** Task directions **
Identify the lines that contain the string "JSON", then copy each of them.

** Given records **
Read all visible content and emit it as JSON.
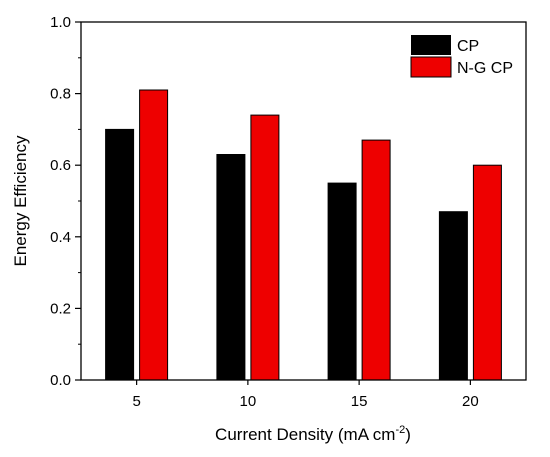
{
  "chart_data": {
    "type": "bar",
    "categories": [
      "5",
      "10",
      "15",
      "20"
    ],
    "series": [
      {
        "name": "CP",
        "values": [
          0.7,
          0.63,
          0.55,
          0.47
        ],
        "color": "#000000"
      },
      {
        "name": "N-G CP",
        "values": [
          0.81,
          0.74,
          0.67,
          0.6
        ],
        "color": "#ee0000"
      }
    ],
    "xlabel": "Current Density (mA cm",
    "xlabel_superscript": "-2",
    "xlabel_suffix": ")",
    "ylabel": "Energy Efficiency",
    "ylim": [
      0,
      1.0
    ],
    "yticks": [
      "0.0",
      "0.2",
      "0.4",
      "0.6",
      "0.8",
      "1.0"
    ],
    "legend_position": "top-right",
    "grid": false
  }
}
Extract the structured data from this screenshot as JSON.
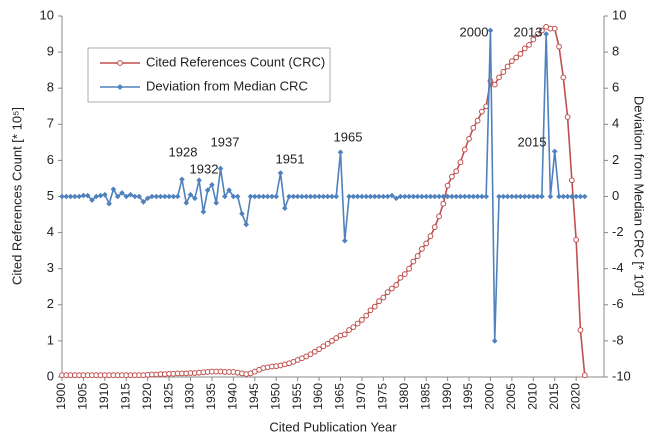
{
  "chart_data": {
    "type": "line",
    "x_label": "Cited Publication Year",
    "y_label": "Cited References Count [* 10⁵]",
    "y2_label": "Deviation from Median CRC [* 10³]",
    "xlim": [
      1900,
      2026.5
    ],
    "xticks": [
      1900,
      1905,
      1910,
      1915,
      1920,
      1925,
      1930,
      1935,
      1940,
      1945,
      1950,
      1955,
      1960,
      1965,
      1970,
      1975,
      1980,
      1985,
      1990,
      1995,
      2000,
      2005,
      2010,
      2015,
      2020
    ],
    "ylim": [
      0,
      10
    ],
    "yticks": [
      0,
      1,
      2,
      3,
      4,
      5,
      6,
      7,
      8,
      9,
      10
    ],
    "y2lim": [
      -10,
      10
    ],
    "y2ticks": [
      -10,
      -8,
      -6,
      -4,
      -2,
      0,
      2,
      4,
      6,
      8,
      10
    ],
    "legend": "upper left",
    "annotations": [
      "1928",
      "1932",
      "1937",
      "1951",
      "1965",
      "2000",
      "2013",
      "2015"
    ],
    "x": [
      1900,
      1901,
      1902,
      1903,
      1904,
      1905,
      1906,
      1907,
      1908,
      1909,
      1910,
      1911,
      1912,
      1913,
      1914,
      1915,
      1916,
      1917,
      1918,
      1919,
      1920,
      1921,
      1922,
      1923,
      1924,
      1925,
      1926,
      1927,
      1928,
      1929,
      1930,
      1931,
      1932,
      1933,
      1934,
      1935,
      1936,
      1937,
      1938,
      1939,
      1940,
      1941,
      1942,
      1943,
      1944,
      1945,
      1946,
      1947,
      1948,
      1949,
      1950,
      1951,
      1952,
      1953,
      1954,
      1955,
      1956,
      1957,
      1958,
      1959,
      1960,
      1961,
      1962,
      1963,
      1964,
      1965,
      1966,
      1967,
      1968,
      1969,
      1970,
      1971,
      1972,
      1973,
      1974,
      1975,
      1976,
      1977,
      1978,
      1979,
      1980,
      1981,
      1982,
      1983,
      1984,
      1985,
      1986,
      1987,
      1988,
      1989,
      1990,
      1991,
      1992,
      1993,
      1994,
      1995,
      1996,
      1997,
      1998,
      1999,
      2000,
      2001,
      2002,
      2003,
      2004,
      2005,
      2006,
      2007,
      2008,
      2009,
      2010,
      2011,
      2012,
      2013,
      2014,
      2015,
      2016,
      2017,
      2018,
      2019,
      2020,
      2021,
      2022
    ],
    "series": [
      {
        "name": "Cited References Count (CRC)",
        "color": "#c0504d",
        "marker": "circle",
        "values": [
          0.05,
          0.05,
          0.05,
          0.05,
          0.05,
          0.05,
          0.05,
          0.05,
          0.05,
          0.05,
          0.05,
          0.05,
          0.05,
          0.05,
          0.05,
          0.05,
          0.05,
          0.05,
          0.05,
          0.05,
          0.06,
          0.07,
          0.07,
          0.08,
          0.08,
          0.09,
          0.09,
          0.1,
          0.1,
          0.1,
          0.11,
          0.11,
          0.12,
          0.13,
          0.14,
          0.15,
          0.15,
          0.15,
          0.14,
          0.14,
          0.14,
          0.12,
          0.1,
          0.08,
          0.1,
          0.15,
          0.2,
          0.25,
          0.27,
          0.29,
          0.3,
          0.32,
          0.35,
          0.38,
          0.42,
          0.47,
          0.52,
          0.57,
          0.63,
          0.7,
          0.77,
          0.85,
          0.92,
          1.0,
          1.08,
          1.15,
          1.18,
          1.3,
          1.38,
          1.48,
          1.58,
          1.7,
          1.85,
          1.95,
          2.1,
          2.2,
          2.35,
          2.45,
          2.55,
          2.75,
          2.85,
          3.0,
          3.2,
          3.35,
          3.55,
          3.7,
          3.9,
          4.15,
          4.45,
          4.8,
          5.3,
          5.55,
          5.7,
          5.95,
          6.3,
          6.6,
          6.9,
          7.1,
          7.35,
          7.5,
          8.2,
          8.1,
          8.3,
          8.45,
          8.6,
          8.75,
          8.85,
          8.95,
          9.1,
          9.2,
          9.35,
          9.5,
          9.6,
          9.7,
          9.65,
          9.65,
          9.15,
          8.3,
          7.2,
          5.45,
          3.8,
          1.3,
          0.05
        ]
      },
      {
        "name": "Deviation from Median CRC",
        "color": "#4f81bd",
        "marker": "diamond",
        "axis": "y2",
        "values": [
          0,
          0,
          0,
          0,
          0,
          0.05,
          0.05,
          -0.2,
          0,
          0.05,
          0.1,
          -0.4,
          0.4,
          0,
          0.2,
          0,
          0.1,
          0,
          0,
          -0.3,
          -0.1,
          0,
          0,
          0,
          0,
          0,
          0,
          0,
          0.95,
          -0.35,
          0.1,
          -0.1,
          0.9,
          -0.85,
          0.35,
          0.65,
          -0.35,
          1.55,
          0,
          0.35,
          0,
          0,
          -0.95,
          -1.55,
          0,
          0,
          0,
          0,
          0,
          0,
          0,
          1.3,
          -0.65,
          0,
          0,
          0,
          0,
          0,
          0,
          0,
          0,
          0,
          0,
          0,
          0,
          2.45,
          -2.45,
          0,
          0,
          0,
          0,
          0,
          0,
          0,
          0,
          0,
          0,
          0.05,
          -0.1,
          0,
          0,
          0,
          0,
          0,
          0,
          0,
          0,
          0,
          0,
          0,
          0,
          0,
          0,
          0,
          0,
          0,
          0,
          0,
          0,
          0,
          9.2,
          -8.0,
          0,
          0,
          0,
          0,
          0,
          0,
          0,
          0,
          0,
          0,
          0,
          9.0,
          0,
          2.5,
          0,
          0,
          0,
          0,
          0,
          0,
          0
        ]
      }
    ]
  }
}
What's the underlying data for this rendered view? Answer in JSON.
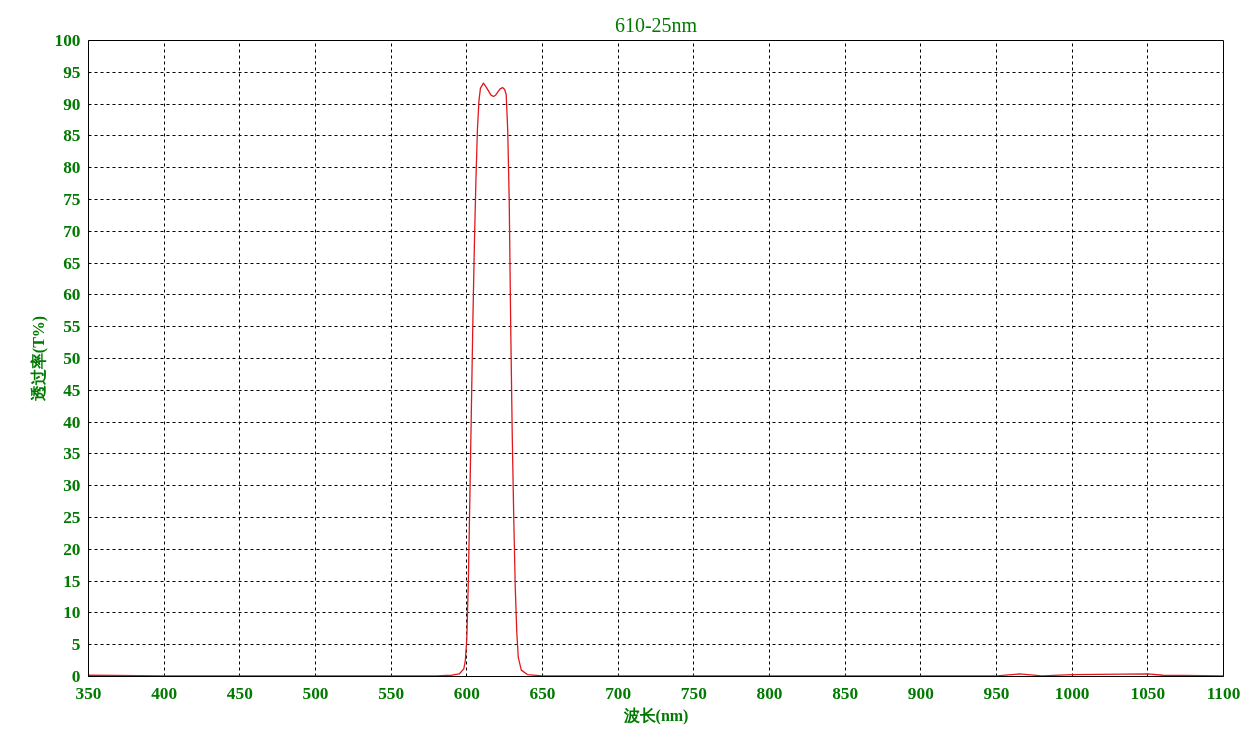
{
  "chart_data": {
    "type": "line",
    "title": "610-25nm",
    "xlabel": "波长(nm)",
    "ylabel": "透过率(T%)",
    "x": [
      350,
      400,
      450,
      500,
      550,
      580,
      590,
      595,
      598,
      599,
      600,
      601,
      602,
      603,
      604,
      605,
      606,
      607,
      608,
      609,
      611,
      613,
      616,
      617.6,
      619,
      622,
      623.6,
      625,
      626,
      627,
      628,
      629,
      630,
      631,
      632,
      633,
      634,
      636,
      640,
      650,
      700,
      800,
      900,
      950,
      965,
      980,
      1000,
      1050,
      1060,
      1100
    ],
    "series": [
      {
        "color": "#e0181e",
        "values": [
          0.2,
          0.1,
          0.1,
          0.1,
          0.1,
          0.1,
          0.2,
          0.4,
          1.2,
          2.5,
          6,
          15,
          28,
          42,
          56,
          68,
          78,
          86,
          90.5,
          92.5,
          93.3,
          92.6,
          91.4,
          91.2,
          91.4,
          92.4,
          92.6,
          92.3,
          91.5,
          86,
          75,
          55,
          38,
          25,
          14,
          7,
          3,
          1,
          0.3,
          0.1,
          0.1,
          0.1,
          0.1,
          0.1,
          0.4,
          0.1,
          0.3,
          0.4,
          0.2,
          0.1
        ]
      }
    ],
    "xlim": [
      350,
      1100
    ],
    "ylim": [
      0,
      100
    ],
    "xticks": [
      350,
      400,
      450,
      500,
      550,
      600,
      650,
      700,
      750,
      800,
      850,
      900,
      950,
      1000,
      1050,
      1100
    ],
    "yticks": [
      0,
      5,
      10,
      15,
      20,
      25,
      30,
      35,
      40,
      45,
      50,
      55,
      60,
      65,
      70,
      75,
      80,
      85,
      90,
      95,
      100
    ],
    "grid": true,
    "marker": "none",
    "line_style": "solid"
  }
}
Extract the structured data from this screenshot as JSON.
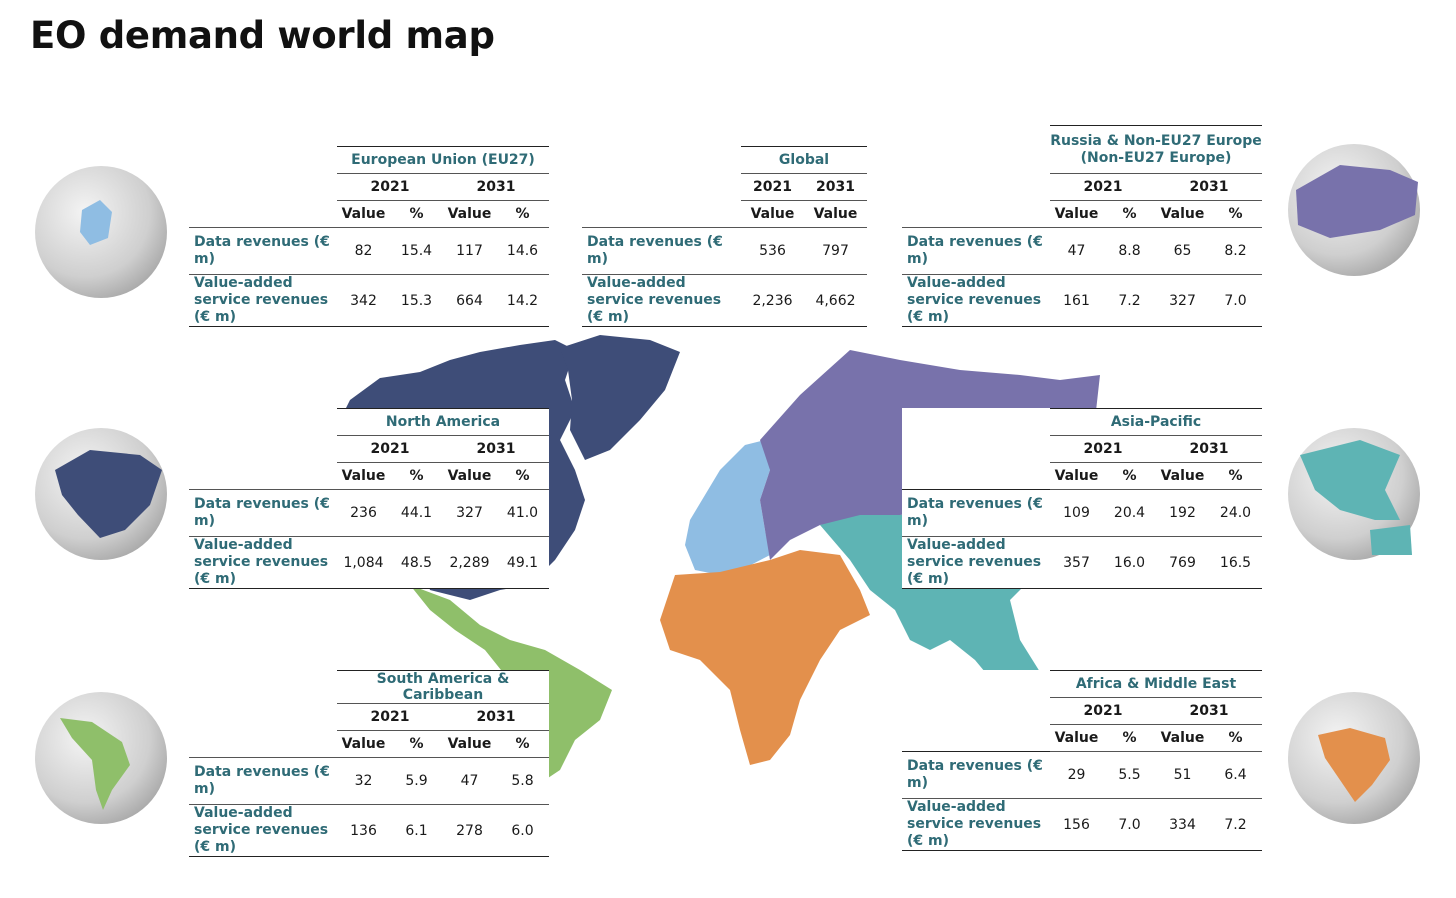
{
  "page": {
    "title": "EO demand world map"
  },
  "colors": {
    "north_america": "#3e4d78",
    "south_america": "#8fbf6a",
    "europe": "#8fbde3",
    "russia": "#7872ab",
    "africa_me": "#e3904c",
    "asia_pacific": "#5eb4b4",
    "label": "#2f6b76"
  },
  "tables": {
    "eu": {
      "title": "European Union (EU27)",
      "years": [
        "2021",
        "2031"
      ],
      "subheads": [
        "Value",
        "%",
        "Value",
        "%"
      ],
      "rows": [
        {
          "label": "Data revenues (€ m)",
          "values": [
            "82",
            "15.4",
            "117",
            "14.6"
          ]
        },
        {
          "label": "Value-added service revenues (€ m)",
          "values": [
            "342",
            "15.3",
            "664",
            "14.2"
          ]
        }
      ]
    },
    "global": {
      "title": "Global",
      "years": [
        "2021",
        "2031"
      ],
      "subheads": [
        "Value",
        "Value"
      ],
      "rows": [
        {
          "label": "Data revenues (€ m)",
          "values": [
            "536",
            "797"
          ]
        },
        {
          "label": "Value-added service revenues (€ m)",
          "values": [
            "2,236",
            "4,662"
          ]
        }
      ]
    },
    "russia": {
      "title": "Russia & Non-EU27 Europe (Non-EU27 Europe)",
      "years": [
        "2021",
        "2031"
      ],
      "subheads": [
        "Value",
        "%",
        "Value",
        "%"
      ],
      "rows": [
        {
          "label": "Data revenues (€ m)",
          "values": [
            "47",
            "8.8",
            "65",
            "8.2"
          ]
        },
        {
          "label": "Value-added service revenues (€ m)",
          "values": [
            "161",
            "7.2",
            "327",
            "7.0"
          ]
        }
      ]
    },
    "north_america": {
      "title": "North America",
      "years": [
        "2021",
        "2031"
      ],
      "subheads": [
        "Value",
        "%",
        "Value",
        "%"
      ],
      "rows": [
        {
          "label": "Data revenues (€ m)",
          "values": [
            "236",
            "44.1",
            "327",
            "41.0"
          ]
        },
        {
          "label": "Value-added service revenues (€ m)",
          "values": [
            "1,084",
            "48.5",
            "2,289",
            "49.1"
          ]
        }
      ]
    },
    "asia_pacific": {
      "title": "Asia-Pacific",
      "years": [
        "2021",
        "2031"
      ],
      "subheads": [
        "Value",
        "%",
        "Value",
        "%"
      ],
      "rows": [
        {
          "label": "Data revenues (€ m)",
          "values": [
            "109",
            "20.4",
            "192",
            "24.0"
          ]
        },
        {
          "label": "Value-added service revenues (€ m)",
          "values": [
            "357",
            "16.0",
            "769",
            "16.5"
          ]
        }
      ]
    },
    "south_america": {
      "title": "South America & Caribbean",
      "years": [
        "2021",
        "2031"
      ],
      "subheads": [
        "Value",
        "%",
        "Value",
        "%"
      ],
      "rows": [
        {
          "label": "Data revenues (€ m)",
          "values": [
            "32",
            "5.9",
            "47",
            "5.8"
          ]
        },
        {
          "label": "Value-added service revenues (€ m)",
          "values": [
            "136",
            "6.1",
            "278",
            "6.0"
          ]
        }
      ]
    },
    "africa_me": {
      "title": "Africa & Middle East",
      "years": [
        "2021",
        "2031"
      ],
      "subheads": [
        "Value",
        "%",
        "Value",
        "%"
      ],
      "rows": [
        {
          "label": "Data revenues (€ m)",
          "values": [
            "29",
            "5.5",
            "51",
            "6.4"
          ]
        },
        {
          "label": "Value-added service revenues (€ m)",
          "values": [
            "156",
            "7.0",
            "334",
            "7.2"
          ]
        }
      ]
    }
  }
}
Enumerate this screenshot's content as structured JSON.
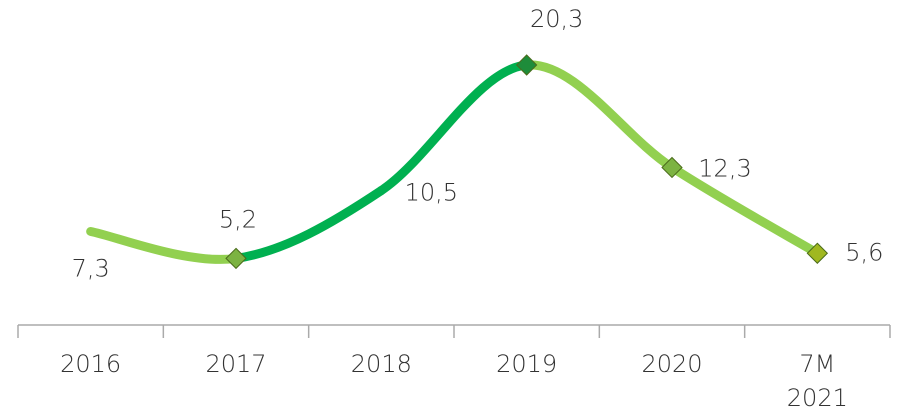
{
  "chart_data": {
    "type": "line",
    "categories": [
      "2016",
      "2017",
      "2018",
      "2019",
      "2020",
      "7M 2021"
    ],
    "values": [
      7.3,
      5.2,
      10.5,
      20.3,
      12.3,
      5.6
    ],
    "value_labels": [
      "7,3",
      "5,2",
      "10,5",
      "20,3",
      "12,3",
      "5,6"
    ],
    "segment_colors": [
      "#92d050",
      "#00b050",
      "#00b050",
      "#92d050",
      "#92d050"
    ],
    "marker_colors": [
      null,
      "#7cb342",
      null,
      "#1e8c3a",
      "#7cb342",
      "#a0b820"
    ]
  }
}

** Answer to this task **
Read all visible content and emit it as JSON.
Extract the structured data from this screenshot as JSON.
What's the underlying data for this rendered view? Answer in JSON.
Extract the structured data from this screenshot as JSON.
Enumerate this screenshot's content as structured JSON.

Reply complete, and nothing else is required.